# [Exercise]
Every line that contains the word "アタオの長財布" should be copied out.

# [Listed records]
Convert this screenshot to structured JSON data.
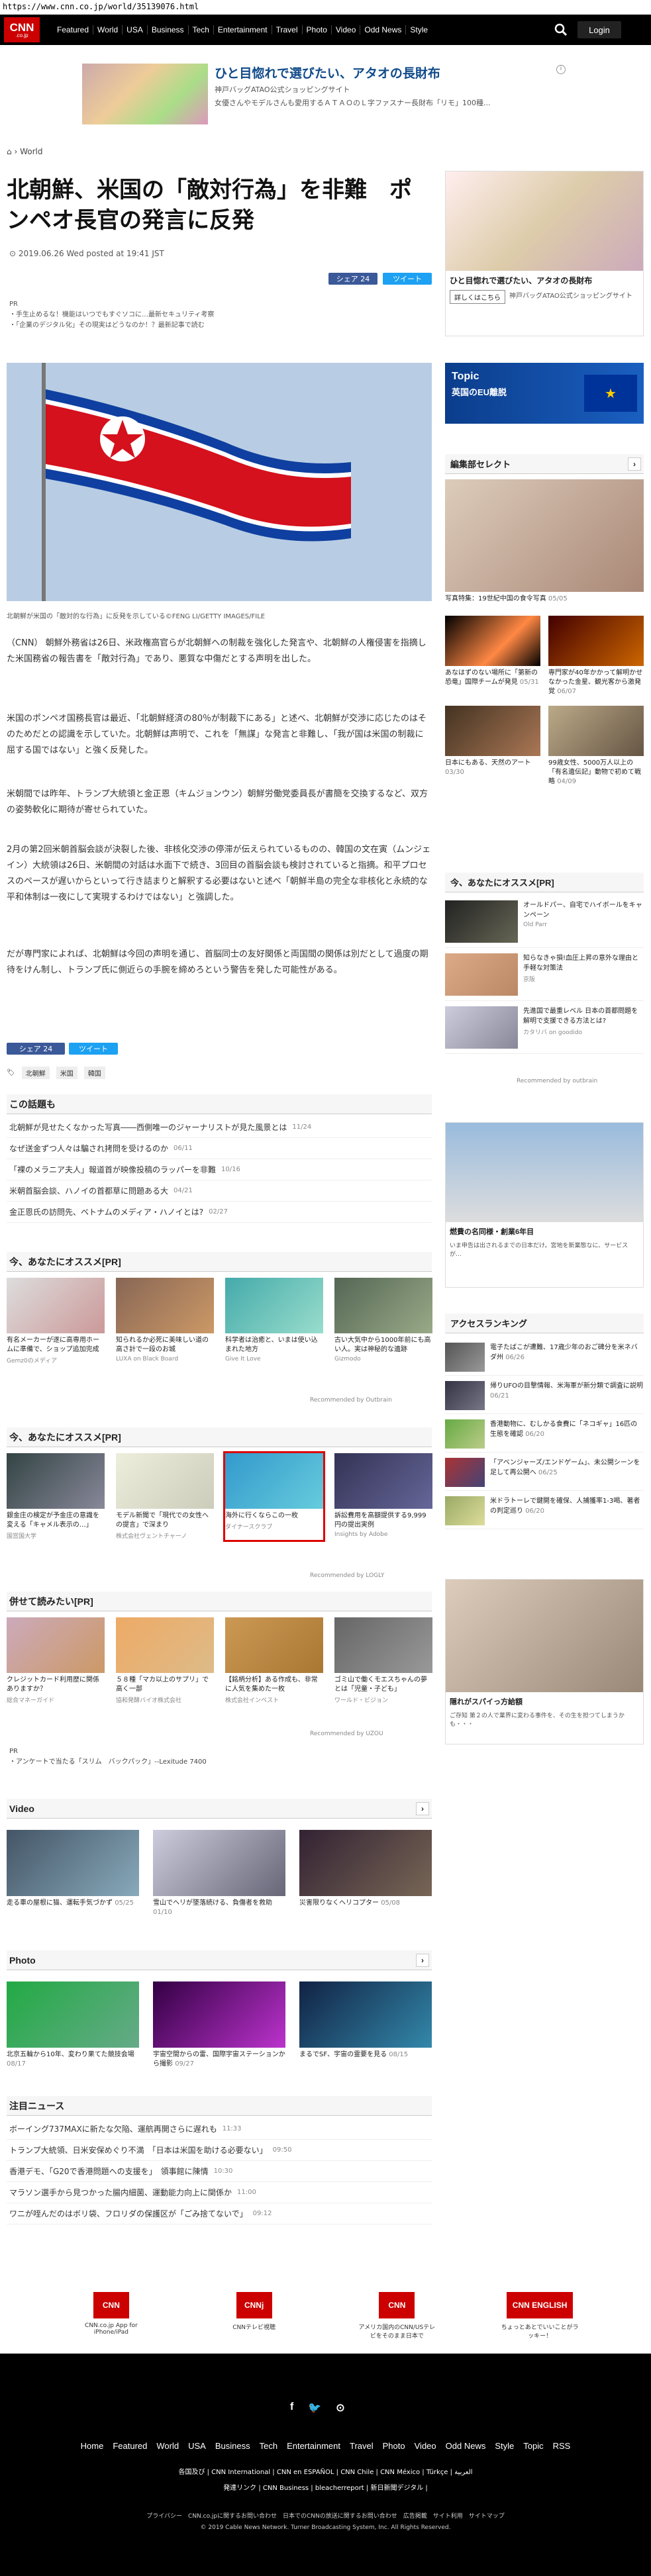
{
  "url": "https://www.cnn.co.jp/world/35139076.html",
  "nav": {
    "logo": "CNN",
    "logo_sub": ".co.jp",
    "items": [
      "Featured",
      "World",
      "USA",
      "Business",
      "Tech",
      "Entertainment",
      "Travel",
      "Photo",
      "Video",
      "Odd News",
      "Style"
    ],
    "login": "Login"
  },
  "topad": {
    "title": "ひと目惚れで選びたい、アタオの長財布",
    "sub1": "神戸バッグATAO公式ショッピングサイト",
    "sub2": "女優さんやモデルさんも愛用するＡＴＡＯのＬ字ファスナー長財布「リモ」100種..."
  },
  "breadcrumb": "World",
  "article": {
    "title": "北朝鮮、米国の「敵対行為」を非難　ポンペオ長官の発言に反発",
    "date": "2019.06.26 Wed posted at 19:41 JST",
    "share": "シェア 24",
    "tweet": "ツイート",
    "pr_label": "PR",
    "pr1": "・手生止めるな！機能はいつでもすぐソコに…最新セキュリティ考察",
    "pr2": "・「企業のデジタル化」その現実はどうなのか！？最新記事で読む",
    "caption": "北朝鮮が米国の「敵対的な行為」に反発を示している©FENG LI/GETTY IMAGES/FILE",
    "p1": "（CNN） 朝鮮外務省は26日、米政権高官らが北朝鮮への制裁を強化した発言や、北朝鮮の人権侵害を指摘した米国務省の報告書を「敵対行為」であり、悪質な中傷だとする声明を出した。",
    "p2": "米国のポンペオ国務長官は最近、「北朝鮮経済の80％が制裁下にある」と述べ、北朝鮮が交渉に応じたのはそのためだとの認識を示していた。北朝鮮は声明で、これを「無謀」な発言と非難し、「我が国は米国の制裁に屈する国ではない」と強く反発した。",
    "p3": "米朝間では昨年、トランプ大統領と金正恩（キムジョンウン）朝鮮労働党委員長が書簡を交換するなど、双方の姿勢軟化に期待が寄せられていた。",
    "p4": "2月の第2回米朝首脳会談が決裂した後、非核化交渉の停滞が伝えられているものの、韓国の文在寅（ムンジェイン）大統領は26日、米朝間の対話は水面下で続き、3回目の首脳会談も検討されていると指摘。和平プロセスのペースが遅いからといって行き詰まりと解釈する必要はないと述べ「朝鮮半島の完全な非核化と永続的な平和体制は一夜にして実現するわけではない」と強調した。",
    "p5": "だが専門家によれば、北朝鮮は今回の声明を通じ、首脳同士の友好関係と両国間の関係は別だとして過度の期待をけん制し、トランプ氏に側近らの手腕を締めろという警告を発した可能性がある。",
    "tags": [
      "北朝鮮",
      "米国",
      "韓国"
    ]
  },
  "related": {
    "title": "この話題も",
    "items": [
      {
        "t": "北朝鮮が見せたくなかった写真――西側唯一のジャーナリストが見た風景とは",
        "d": "11/24"
      },
      {
        "t": "なぜ送金ずつ人々は騙され拷問を受けるのか",
        "d": "06/11"
      },
      {
        "t": "「裸のメラニア夫人」報道首が映像投稿のラッパーを非難",
        "d": "10/16"
      },
      {
        "t": "米朝首脳会談、ハノイの首都草に問題ある大",
        "d": "04/21"
      },
      {
        "t": "金正恩氏の訪問先、ベトナムのメディア・ハノイとは?",
        "d": "02/27"
      }
    ]
  },
  "rec1": {
    "title": "今、あなたにオススメ[PR]",
    "cards": [
      {
        "t": "有名メーカーが遂に高専用ホームに準備で、ショップ追加完成",
        "s": "Gemz0のメディア"
      },
      {
        "t": "知られるか必死に美味しい道の高さ計で一段のお城",
        "s": "LUXA on Black Board"
      },
      {
        "t": "科学者は治癒と、いまは使い込まれた地方",
        "s": "Give It Love"
      },
      {
        "t": "古い大気中から1000年前にも高い人。実は神秘的な遺跡",
        "s": "Gizmodo"
      }
    ],
    "by": "Recommended by Outbrain"
  },
  "rec2": {
    "title": "今、あなたにオススメ[PR]",
    "cards": [
      {
        "t": "銀金庄の検定が予金庄の意識を変える「キャメル表示の…」",
        "s": "国営国大学"
      },
      {
        "t": "モデル新聞で「現代での女性への提言」で深まり",
        "s": "株式会社ヴェントチャーノ"
      },
      {
        "t": "海外に行くならこの一枚",
        "s": "ダイナースクラブ"
      },
      {
        "t": "訴訟費用を高額提供する9,999円の提出実例",
        "s": "Insights by Adobe"
      }
    ],
    "by": "Recommended by LOGLY"
  },
  "rec3": {
    "title": "併せて読みたい[PR]",
    "cards": [
      {
        "t": "クレジットカード利用歴に関係ありますか？",
        "s": "総合マネーガイド"
      },
      {
        "t": "５８種「マカ以上のサプリ」で高く一部",
        "s": "協和発酵バイオ株式会社"
      },
      {
        "t": "【銘柄分析】ある作成も、非常に人気を集めた一枚",
        "s": "株式会社インベスト"
      },
      {
        "t": "ゴミ山で働くモエスちゃんの夢とは「児童・子ども」",
        "s": "ワールド・ビジョン"
      }
    ],
    "by": "Recommended by UZOU"
  },
  "pr_bottom": "PR\n・アンケートで当たる「スリム　バックパック」--Lexitude 7400",
  "video": {
    "title": "Video",
    "items": [
      {
        "t": "走る車の屋根に猫、運転手気づかず",
        "d": "05/25"
      },
      {
        "t": "雪山でヘリが墜落続ける、負傷者を救助",
        "d": "01/10"
      },
      {
        "t": "災害限りなくヘリコプター",
        "d": "05/08"
      }
    ]
  },
  "photo": {
    "title": "Photo",
    "items": [
      {
        "t": "北京五輪から10年、変わり果てた競技会場",
        "d": "08/17"
      },
      {
        "t": "宇宙空間からの雷、国際宇宙ステーションから撮影",
        "d": "09/27"
      },
      {
        "t": "まるでSF、宇宙の霊要を見る",
        "d": "08/15"
      }
    ]
  },
  "news": {
    "title": "注目ニュース",
    "items": [
      {
        "t": "ボーイング737MAXに新たな欠陥、運航再開さらに遅れも",
        "d": "11:33"
      },
      {
        "t": "トランプ大統領、日米安保めぐり不満　「日本は米国を助ける必要ない」",
        "d": "09:50"
      },
      {
        "t": "香港デモ、「G20で香港問題への支援を」　領事館に陳情",
        "d": "10:30"
      },
      {
        "t": "マラソン選手から見つかった腸内細菌、運動能力向上に関係か",
        "d": "11:00"
      },
      {
        "t": "ワニが咥んだのはボリ袋、フロリダの保護区が「ごみ捨てないで」",
        "d": "09:12"
      }
    ]
  },
  "side": {
    "ad_title": "ひと目惚れで選びたい、アタオの長財布",
    "ad_sub": "神戸バッグATAO公式ショッピングサイト",
    "ad_btn": "詳しくはこちら",
    "topic": "Topic",
    "topic_sub": "英国のEU離脱",
    "edit_title": "編集部セレクト",
    "edit_items": [
      {
        "t": "写真特集：19世紀中国の食令写真",
        "d": "05/05"
      },
      {
        "t": "あなはずのない場所に「第新の恐竜」国際チームが発見",
        "d": "05/31"
      },
      {
        "t": "専門家が40年かかって解明かせなかった金星、観光客から激発覚",
        "d": "06/07"
      },
      {
        "t": "日本にもある、天然のアート",
        "d": "03/30"
      },
      {
        "t": "99歳女性、5000万人以上の「有名遺伝記」動物で初めて戦略",
        "d": "04/09"
      }
    ],
    "osusume_title": "今、あなたにオススメ[PR]",
    "osusume": [
      {
        "t": "オールドパー、自宅でハイボールをキャンペーン",
        "s": "Old Parr"
      },
      {
        "t": "知らなきゃ損!血圧上昇の意外な理由と手軽な対策法",
        "s": "京阪"
      },
      {
        "t": "先進国で最重レベル 日本の首都問題を解明で支援できる方法とは?",
        "s": "カタリバ on goodido"
      }
    ],
    "osusume_by": "Recommended by outbrain",
    "ad2_title": "燃費の名同様・創業6年目",
    "ad2_sub": "いま申告は出されるまでの日本だけ。宮地を新業態なに、サービスが…",
    "rank_title": "アクセスランキング",
    "rank": [
      {
        "t": "電子たばこが遭難、17歳少年のおご碑分を米ネバダ州",
        "d": "06/26"
      },
      {
        "t": "帰りUFOの目撃情報、米海軍が新分類で調査に説明",
        "d": "06/21"
      },
      {
        "t": "香港動物に、むしかる食費に「ネコギャ」16匹の生態を確認",
        "d": "06/20"
      },
      {
        "t": "「アベンジャーズ/エンドゲーム」、未公開シーンを足して再公開へ",
        "d": "06/25"
      },
      {
        "t": "米ドラトーレで鍵開を確保、人捕獲率1-3喝、著者の判定巡り",
        "d": "06/20"
      }
    ],
    "ad3_title": "隠れがスパイっ方給額",
    "ad3_sub": "ご存知 第２の人で業界に変わる事件を、その生を担つてしまうかも・・・"
  },
  "footer_apps": [
    {
      "l": "CNN.co.jp App for iPhone/iPad"
    },
    {
      "l": "CNNテレビ視聴"
    },
    {
      "l": "アメリカ国内のCNN/USテレビをそのまま日本で"
    },
    {
      "l": "ちょっとあとでいいことがラッキー！"
    }
  ],
  "footer": {
    "links": [
      "Home",
      "Featured",
      "World",
      "USA",
      "Business",
      "Tech",
      "Entertainment",
      "Travel",
      "Photo",
      "Video",
      "Odd News",
      "Style",
      "Topic",
      "RSS"
    ],
    "sub1": "各国及び | CNN International | CNN en ESPAÑOL | CNN Chile | CNN México | Türkçe | العربية",
    "sub2": "発達リンク | CNN Business | bleacherreport | 新日新聞デジタル |",
    "sub3": "プライバシー　CNN.co.jpに関するお問い合わせ　日本でのCNNの放送に関するお問い合わせ　広告掲載　サイト利用　サイトマップ",
    "copyright": "© 2019 Cable News Network. Turner Broadcasting System, Inc. All Rights Reserved."
  }
}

# [The solution]
    "title": "ひと目惚れで選びたい、アタオの長財布",
    "ad_title": "ひと目惚れで選びたい、アタオの長財布",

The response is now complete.